ERFORDERLICHE SCHRITTE:
A - Was meinte laut dem Auszug zu Otello mit Kaufmann ein Freund?
B - Kopiere aus dem Auszug zu Otello mit Kaufmann den Abschnitt wortgetreu: Beginne bei den Worten „Wer Rechtschreibfehler findet, darf“ und höre nach „Verlinkung nicht unproblematisch.“ auf.

Otello mit Kaufmann

  • "Please, do not share on public page !!!" ;)

    res severa verum gaudium


    Herzliche Grüße aus Sachsen
    Misha

  • Alle Berichte, die ich aus London gehört und gelesen haben, laufen eher darauf hinaus, dass es sich nicht lohnt, den Otello zu hören. Der Guardian, der eigentlich zumeist die kompetentesten Berichte hat, übertitelte seine Rezension" ....underpowered Kaufmann is outshone by Iago....".
    Ein Freund meinte: "Kaufmann hat nicht gestört".

    ;) - ;) - ;)


    Wer Rechtschreibfehler findet, darf sie behalten!

  • Why not! .


    Ich nehme an, derjenige,der das Video eingestellt hat, aüßerte die Bitte, da er die Reaktion der Rechteinhaber - zu Recht - fürchtet. Übrigens ist in derartigen Fällen auch die bloße Verlinkung nicht unproblematisch.

VORLIEGENDES MATERIAL:
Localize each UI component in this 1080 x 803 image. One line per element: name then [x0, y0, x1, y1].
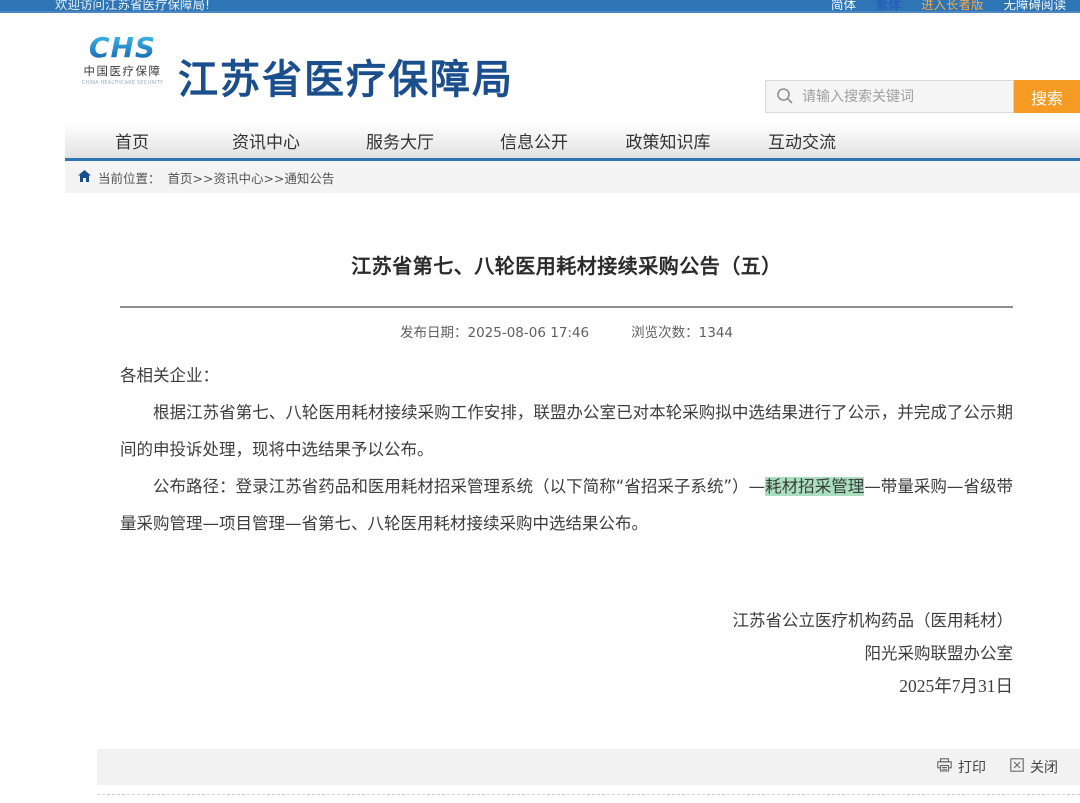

ANTWORTEN JE AUFGABE:
A - „Kaufmann hat nicht gestört.“

B -
Wer Rechtschreibfehler findet, darf sie behalten!

  • Why not! .


    Ich nehme an, derjenige,der das Video eingestellt hat, aüßerte die Bitte, da er die Reaktion der Rechteinhaber - zu Recht - fürchtet. Übrigens ist in derartigen Fällen auch die bloße Verlinkung nicht unproblematisch.